EXERCISE
Edit the data from its first line through the line with "- x-tick-label: 20: [764, 563, 781, 580]", replacing "bounding box" with "enclosing rectangle" and leaving everything else unchanged.

** start of INFORMATION GIVEN **

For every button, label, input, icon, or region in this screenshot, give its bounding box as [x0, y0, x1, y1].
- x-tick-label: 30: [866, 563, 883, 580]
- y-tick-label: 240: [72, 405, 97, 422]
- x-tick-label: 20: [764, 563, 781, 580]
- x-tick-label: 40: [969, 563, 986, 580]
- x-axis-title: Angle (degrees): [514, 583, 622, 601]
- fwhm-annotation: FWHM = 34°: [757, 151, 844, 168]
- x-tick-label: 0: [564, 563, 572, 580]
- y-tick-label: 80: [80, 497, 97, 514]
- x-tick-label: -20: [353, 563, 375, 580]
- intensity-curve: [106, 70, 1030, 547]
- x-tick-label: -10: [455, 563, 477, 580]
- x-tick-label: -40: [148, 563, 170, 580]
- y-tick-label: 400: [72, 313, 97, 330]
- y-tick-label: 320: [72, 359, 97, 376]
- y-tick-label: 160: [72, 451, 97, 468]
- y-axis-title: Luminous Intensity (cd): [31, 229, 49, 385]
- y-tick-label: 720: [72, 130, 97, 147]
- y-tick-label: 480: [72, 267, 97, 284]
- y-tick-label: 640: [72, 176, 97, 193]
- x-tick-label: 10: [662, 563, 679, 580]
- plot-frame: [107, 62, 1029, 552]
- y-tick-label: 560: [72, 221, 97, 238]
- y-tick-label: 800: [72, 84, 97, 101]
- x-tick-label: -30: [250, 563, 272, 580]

** end of INFORMATION GIVEN **

WRITTEN RESPONSE
For every button, label, input, icon, or region in this screenshot, give its enclosing rectangle as [x0, y0, x1, y1].
- x-tick-label: 30: [866, 563, 883, 580]
- y-tick-label: 240: [72, 405, 97, 422]
- x-tick-label: 20: [764, 563, 781, 580]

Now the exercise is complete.